AIM:
Go over the entries below line by line, copying each one that contains the word "JSON".
[begin MATERIAL SUPPLIED]
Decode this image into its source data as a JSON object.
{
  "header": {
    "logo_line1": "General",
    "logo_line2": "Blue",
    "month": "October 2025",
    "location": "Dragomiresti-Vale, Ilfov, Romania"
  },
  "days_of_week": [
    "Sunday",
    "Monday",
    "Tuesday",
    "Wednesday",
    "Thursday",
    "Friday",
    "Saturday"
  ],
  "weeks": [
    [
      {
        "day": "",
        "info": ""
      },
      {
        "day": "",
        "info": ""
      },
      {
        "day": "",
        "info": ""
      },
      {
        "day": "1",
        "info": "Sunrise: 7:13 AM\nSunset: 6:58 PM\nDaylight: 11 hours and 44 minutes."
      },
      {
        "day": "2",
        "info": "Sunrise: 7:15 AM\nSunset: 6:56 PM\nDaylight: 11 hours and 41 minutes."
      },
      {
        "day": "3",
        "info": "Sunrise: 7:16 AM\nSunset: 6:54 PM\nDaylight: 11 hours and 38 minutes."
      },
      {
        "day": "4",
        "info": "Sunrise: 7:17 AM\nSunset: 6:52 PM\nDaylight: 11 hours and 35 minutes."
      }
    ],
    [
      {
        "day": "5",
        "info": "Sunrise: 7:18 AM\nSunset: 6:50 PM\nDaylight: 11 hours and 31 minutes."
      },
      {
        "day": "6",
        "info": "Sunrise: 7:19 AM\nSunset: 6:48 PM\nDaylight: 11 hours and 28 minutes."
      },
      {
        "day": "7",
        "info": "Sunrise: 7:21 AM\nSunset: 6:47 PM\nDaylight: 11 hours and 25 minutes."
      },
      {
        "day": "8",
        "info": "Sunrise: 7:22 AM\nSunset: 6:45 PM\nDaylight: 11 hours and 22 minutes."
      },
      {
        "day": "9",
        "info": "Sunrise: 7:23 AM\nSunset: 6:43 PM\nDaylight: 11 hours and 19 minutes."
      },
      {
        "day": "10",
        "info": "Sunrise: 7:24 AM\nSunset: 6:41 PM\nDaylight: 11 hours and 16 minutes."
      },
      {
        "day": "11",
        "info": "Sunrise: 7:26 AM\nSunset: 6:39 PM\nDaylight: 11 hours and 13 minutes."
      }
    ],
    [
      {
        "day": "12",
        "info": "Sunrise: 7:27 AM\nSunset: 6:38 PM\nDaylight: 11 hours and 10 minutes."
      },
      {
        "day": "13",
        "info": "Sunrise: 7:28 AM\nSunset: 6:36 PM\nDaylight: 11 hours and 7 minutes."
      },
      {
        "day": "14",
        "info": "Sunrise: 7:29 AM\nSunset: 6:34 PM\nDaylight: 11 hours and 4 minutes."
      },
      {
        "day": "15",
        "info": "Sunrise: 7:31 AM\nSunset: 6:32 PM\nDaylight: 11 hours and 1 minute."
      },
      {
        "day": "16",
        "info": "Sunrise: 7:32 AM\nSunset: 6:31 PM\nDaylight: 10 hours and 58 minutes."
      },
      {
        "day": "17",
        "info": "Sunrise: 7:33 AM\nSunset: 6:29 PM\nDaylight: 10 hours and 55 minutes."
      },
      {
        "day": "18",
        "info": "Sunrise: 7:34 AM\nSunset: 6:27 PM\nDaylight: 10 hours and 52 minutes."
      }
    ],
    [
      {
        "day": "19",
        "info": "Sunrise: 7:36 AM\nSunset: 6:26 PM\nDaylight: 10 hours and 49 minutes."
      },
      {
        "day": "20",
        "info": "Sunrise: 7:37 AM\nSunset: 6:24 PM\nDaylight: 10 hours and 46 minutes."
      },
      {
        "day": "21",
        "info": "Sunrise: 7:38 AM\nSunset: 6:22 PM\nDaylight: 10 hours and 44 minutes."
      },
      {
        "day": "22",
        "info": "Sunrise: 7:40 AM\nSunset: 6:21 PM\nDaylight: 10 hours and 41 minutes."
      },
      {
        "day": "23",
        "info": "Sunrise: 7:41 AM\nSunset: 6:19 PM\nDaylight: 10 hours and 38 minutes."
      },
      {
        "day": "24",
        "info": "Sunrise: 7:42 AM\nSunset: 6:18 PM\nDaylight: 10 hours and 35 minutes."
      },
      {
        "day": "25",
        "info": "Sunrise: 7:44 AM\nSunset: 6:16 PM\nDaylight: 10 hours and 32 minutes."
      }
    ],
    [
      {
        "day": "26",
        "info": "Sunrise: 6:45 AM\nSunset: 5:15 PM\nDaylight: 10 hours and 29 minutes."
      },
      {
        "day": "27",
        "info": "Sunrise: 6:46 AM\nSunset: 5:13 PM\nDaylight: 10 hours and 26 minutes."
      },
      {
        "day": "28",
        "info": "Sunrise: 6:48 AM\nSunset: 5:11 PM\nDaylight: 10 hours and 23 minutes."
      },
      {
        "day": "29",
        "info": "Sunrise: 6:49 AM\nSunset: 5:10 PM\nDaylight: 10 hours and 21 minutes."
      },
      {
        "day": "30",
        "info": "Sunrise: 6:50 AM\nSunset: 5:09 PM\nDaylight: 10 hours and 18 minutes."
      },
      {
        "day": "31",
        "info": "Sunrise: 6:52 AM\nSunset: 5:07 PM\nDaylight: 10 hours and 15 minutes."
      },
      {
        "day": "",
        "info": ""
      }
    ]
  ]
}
[end MATERIAL SUPPLIED]
[begin MATERIAL SUPPLIED]
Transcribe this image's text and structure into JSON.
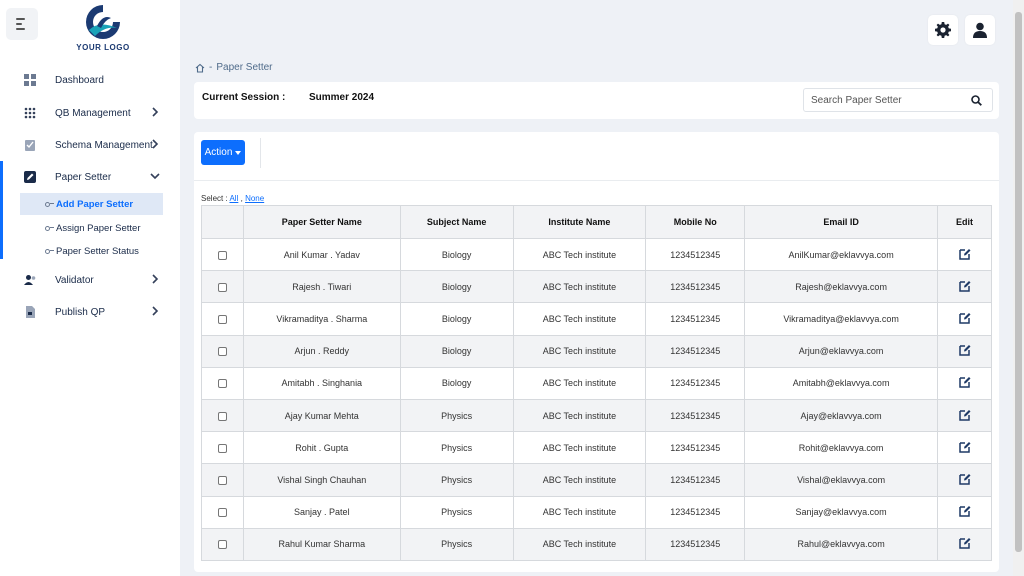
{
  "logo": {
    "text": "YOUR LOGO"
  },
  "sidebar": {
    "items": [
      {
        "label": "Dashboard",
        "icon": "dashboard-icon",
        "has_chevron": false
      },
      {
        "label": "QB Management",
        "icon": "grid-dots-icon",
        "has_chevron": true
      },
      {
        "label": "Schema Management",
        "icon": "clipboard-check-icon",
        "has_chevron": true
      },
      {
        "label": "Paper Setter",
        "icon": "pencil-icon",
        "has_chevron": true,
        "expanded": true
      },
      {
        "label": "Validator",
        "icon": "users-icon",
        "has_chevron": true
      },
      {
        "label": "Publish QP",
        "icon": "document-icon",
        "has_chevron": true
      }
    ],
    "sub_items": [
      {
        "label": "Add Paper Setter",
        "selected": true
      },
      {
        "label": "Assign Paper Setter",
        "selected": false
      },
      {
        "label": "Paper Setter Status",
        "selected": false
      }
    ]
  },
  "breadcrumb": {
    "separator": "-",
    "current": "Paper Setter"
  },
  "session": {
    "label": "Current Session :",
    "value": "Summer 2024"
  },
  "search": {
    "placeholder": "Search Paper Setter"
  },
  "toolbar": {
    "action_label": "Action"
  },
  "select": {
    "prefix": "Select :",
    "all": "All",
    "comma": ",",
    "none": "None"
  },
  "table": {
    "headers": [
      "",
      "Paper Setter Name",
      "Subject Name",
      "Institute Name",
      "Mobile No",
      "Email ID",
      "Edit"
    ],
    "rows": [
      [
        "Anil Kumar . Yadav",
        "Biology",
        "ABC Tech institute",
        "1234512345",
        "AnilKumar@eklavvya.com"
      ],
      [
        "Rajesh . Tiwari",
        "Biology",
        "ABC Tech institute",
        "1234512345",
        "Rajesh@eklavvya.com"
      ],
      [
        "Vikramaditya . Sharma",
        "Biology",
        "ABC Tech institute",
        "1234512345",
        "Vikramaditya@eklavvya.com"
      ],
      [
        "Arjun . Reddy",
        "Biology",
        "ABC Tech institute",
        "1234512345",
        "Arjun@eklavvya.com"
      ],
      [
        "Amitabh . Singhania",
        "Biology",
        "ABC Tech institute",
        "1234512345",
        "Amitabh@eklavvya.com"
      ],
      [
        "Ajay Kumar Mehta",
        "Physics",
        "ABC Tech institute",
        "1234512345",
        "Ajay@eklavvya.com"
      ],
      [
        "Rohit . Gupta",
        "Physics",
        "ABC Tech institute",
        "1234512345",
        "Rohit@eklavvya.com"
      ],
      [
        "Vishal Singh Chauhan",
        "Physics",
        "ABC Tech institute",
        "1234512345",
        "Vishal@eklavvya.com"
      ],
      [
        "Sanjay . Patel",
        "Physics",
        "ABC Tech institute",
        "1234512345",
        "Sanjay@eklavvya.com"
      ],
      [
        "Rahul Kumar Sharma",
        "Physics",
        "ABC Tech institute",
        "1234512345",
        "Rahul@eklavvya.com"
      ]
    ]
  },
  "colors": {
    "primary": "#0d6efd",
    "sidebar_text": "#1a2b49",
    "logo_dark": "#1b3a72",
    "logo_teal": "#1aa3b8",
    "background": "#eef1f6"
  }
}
[end MATERIAL SUPPLIED]
SOLUTION TO THIS PROBLEM:
Decode this image into its source data as a JSON object.
Transcribe this image's text and structure into JSON.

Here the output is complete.